**RECORDS SHOWN**
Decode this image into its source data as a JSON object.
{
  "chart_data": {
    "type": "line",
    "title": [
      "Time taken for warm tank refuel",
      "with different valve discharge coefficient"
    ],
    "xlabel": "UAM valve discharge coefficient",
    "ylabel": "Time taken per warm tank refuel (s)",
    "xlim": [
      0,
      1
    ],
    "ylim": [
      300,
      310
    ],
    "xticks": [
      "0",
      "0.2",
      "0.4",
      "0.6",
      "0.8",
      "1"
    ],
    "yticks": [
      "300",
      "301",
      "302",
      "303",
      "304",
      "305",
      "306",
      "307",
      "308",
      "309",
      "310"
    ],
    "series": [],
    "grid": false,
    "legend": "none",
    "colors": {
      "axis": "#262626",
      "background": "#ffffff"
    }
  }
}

**WORK TO BE COMPLETED**
Your task is to retype all the records above with nothing left out.

**ANSWER TO THE TASK**
Decode this image into its source data as a JSON object.
{
  "chart_data": {
    "type": "line",
    "title": [
      "Time taken for warm tank refuel",
      "with different valve discharge coefficient"
    ],
    "xlabel": "UAM valve discharge coefficient",
    "ylabel": "Time taken per warm tank refuel (s)",
    "xlim": [
      0,
      1
    ],
    "ylim": [
      300,
      310
    ],
    "xticks": [
      "0",
      "0.2",
      "0.4",
      "0.6",
      "0.8",
      "1"
    ],
    "yticks": [
      "300",
      "301",
      "302",
      "303",
      "304",
      "305",
      "306",
      "307",
      "308",
      "309",
      "310"
    ],
    "series": [],
    "grid": false,
    "legend": "none",
    "colors": {
      "axis": "#262626",
      "background": "#ffffff"
    }
  }
}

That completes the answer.